[WHAT YOU NEED TO DO]
Reproduce the listing exactly, with no pictures in your copy.

↓

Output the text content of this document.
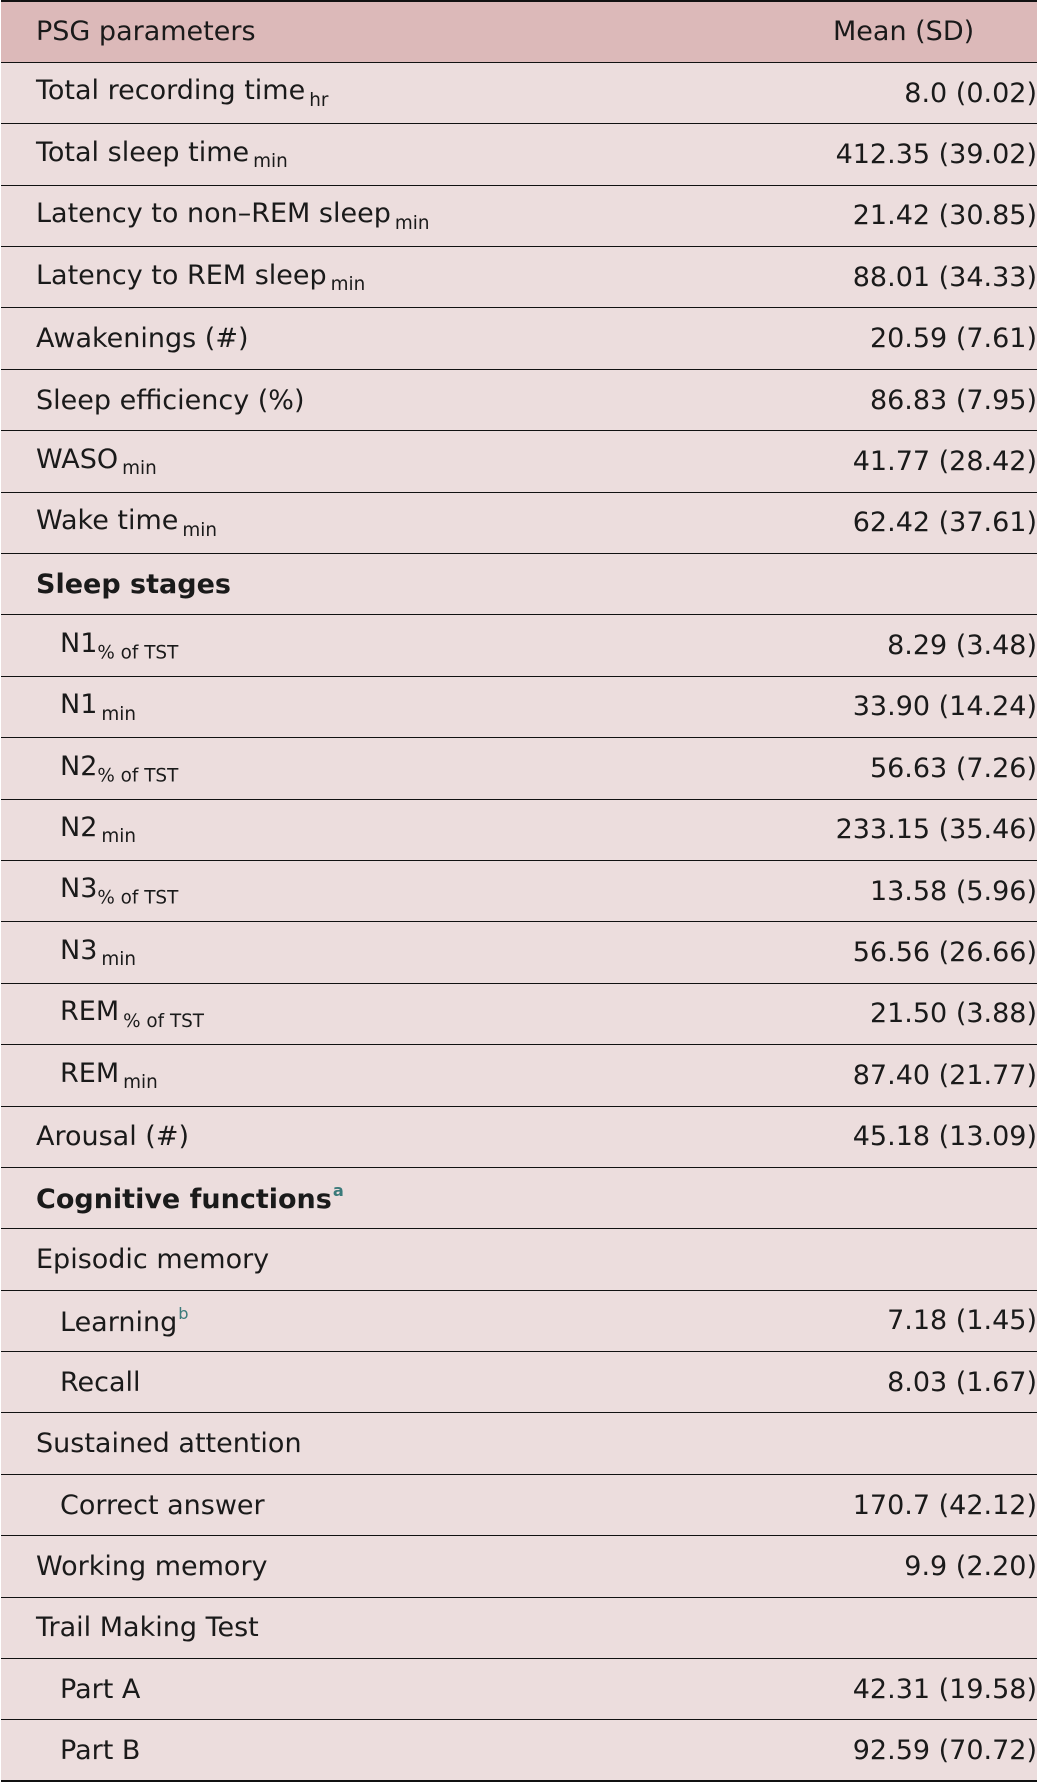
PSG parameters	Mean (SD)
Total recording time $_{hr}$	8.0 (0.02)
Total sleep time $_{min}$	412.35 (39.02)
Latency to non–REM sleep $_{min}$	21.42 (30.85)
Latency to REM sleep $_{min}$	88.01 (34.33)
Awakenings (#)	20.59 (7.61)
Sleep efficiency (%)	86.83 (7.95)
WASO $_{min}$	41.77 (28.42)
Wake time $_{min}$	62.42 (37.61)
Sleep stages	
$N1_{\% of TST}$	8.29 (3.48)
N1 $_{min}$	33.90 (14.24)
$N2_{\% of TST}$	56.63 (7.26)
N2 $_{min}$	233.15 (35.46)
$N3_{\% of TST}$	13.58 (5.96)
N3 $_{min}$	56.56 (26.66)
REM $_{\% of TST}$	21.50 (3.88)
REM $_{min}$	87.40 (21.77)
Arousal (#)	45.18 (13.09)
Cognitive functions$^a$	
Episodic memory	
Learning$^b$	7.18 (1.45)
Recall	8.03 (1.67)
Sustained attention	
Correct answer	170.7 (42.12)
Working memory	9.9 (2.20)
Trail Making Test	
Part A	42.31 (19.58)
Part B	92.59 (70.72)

↑

[THE COMPLETED TASK]
Output the text content of this document.
PSG parameters	Mean (SD)
Total recording time $_{hr}$	8.0 (0.02)
Total sleep time $_{min}$	412.35 (39.02)
Latency to non–REM sleep $_{min}$	21.42 (30.85)
Latency to REM sleep $_{min}$	88.01 (34.33)
Awakenings (#)	20.59 (7.61)
Sleep efficiency (%)	86.83 (7.95)
WASO $_{min}$	41.77 (28.42)
Wake time $_{min}$	62.42 (37.61)
Sleep stages	
$N1_{\% of TST}$	8.29 (3.48)
N1 $_{min}$	33.90 (14.24)
$N2_{\% of TST}$	56.63 (7.26)
N2 $_{min}$	233.15 (35.46)
$N3_{\% of TST}$	13.58 (5.96)
N3 $_{min}$	56.56 (26.66)
REM $_{\% of TST}$	21.50 (3.88)
REM $_{min}$	87.40 (21.77)
Arousal (#)	45.18 (13.09)
Cognitive functions$^a$	
Episodic memory	
Learning$^b$	7.18 (1.45)
Recall	8.03 (1.67)
Sustained attention	
Correct answer	170.7 (42.12)
Working memory	9.9 (2.20)
Trail Making Test	
Part A	42.31 (19.58)
Part B	92.59 (70.72)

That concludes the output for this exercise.